**Written instruction**.
Reproduce exactly the lines of the items below, beginning at the line that contains "y-tick-label: 10 <box>26 356 43 372</box>" and stopping after the line that contains "x-tick-label: Complex Geographical".

--- Record extracts ---

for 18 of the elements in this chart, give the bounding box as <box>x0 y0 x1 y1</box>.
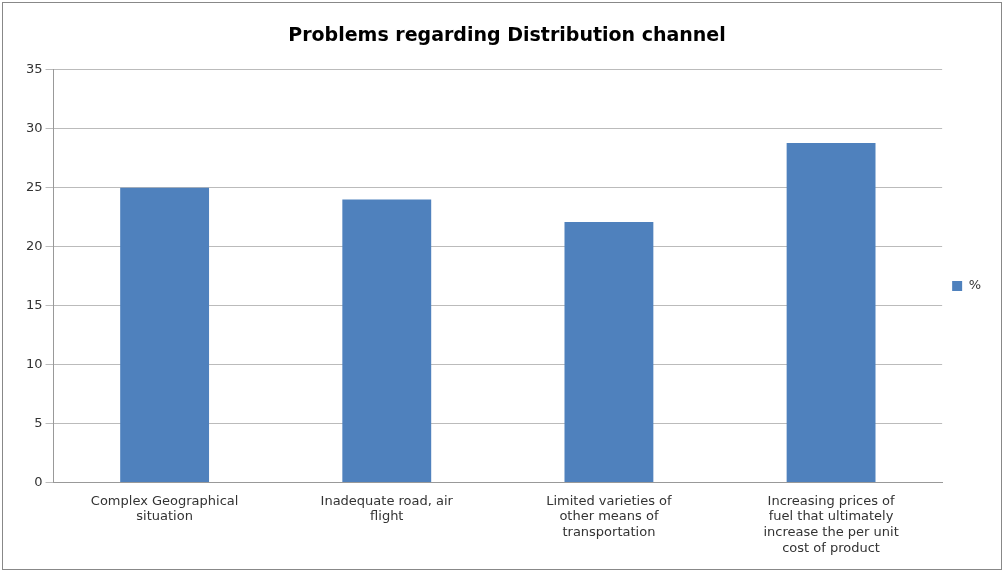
y-tick-label: 10 <box>26 356 43 372</box>
bar <box>786 142 876 483</box>
y-tick-label: 35 <box>26 61 43 77</box>
y-tick-label: 25 <box>26 179 43 195</box>
legend-label: % <box>968 277 982 293</box>
x-tick-label: Inadequate road, air flight <box>320 492 454 524</box>
bar <box>342 199 432 483</box>
x-tick-label: Increasing prices of fuel that ultimately increase the per unit cost of product <box>763 492 899 555</box>
y-tick-label: 0 <box>34 473 43 489</box>
y-tick-label: 20 <box>26 238 43 254</box>
bar <box>120 187 210 483</box>
y-tick-label: 15 <box>26 297 43 313</box>
y-tick-label: 30 <box>26 120 43 136</box>
y-tick-label: 5 <box>34 415 43 430</box>
x-tick-label: Complex Geographical situation <box>90 492 239 524</box>
chart-title: Problems regarding Distribution channel <box>288 23 726 46</box>
bar <box>564 221 654 483</box>
x-tick-label: Limited varieties of other means of transportation <box>546 492 673 539</box>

---

**Answer to this problem**.
y-tick-label: 10 <box>26 356 43 372</box>
bar <box>786 142 876 483</box>
y-tick-label: 35 <box>26 61 43 77</box>
y-tick-label: 25 <box>26 179 43 195</box>
legend-label: % <box>968 277 982 293</box>
x-tick-label: Inadequate road, air flight <box>320 492 454 524</box>
bar <box>342 199 432 483</box>
x-tick-label: Increasing prices of fuel that ultimately increase the per unit cost of product <box>763 492 899 555</box>
y-tick-label: 0 <box>34 473 43 489</box>
y-tick-label: 20 <box>26 238 43 254</box>
bar <box>120 187 210 483</box>
y-tick-label: 15 <box>26 297 43 313</box>
y-tick-label: 30 <box>26 120 43 136</box>
y-tick-label: 5 <box>34 415 43 430</box>
x-tick-label: Complex Geographical situation <box>90 492 239 524</box>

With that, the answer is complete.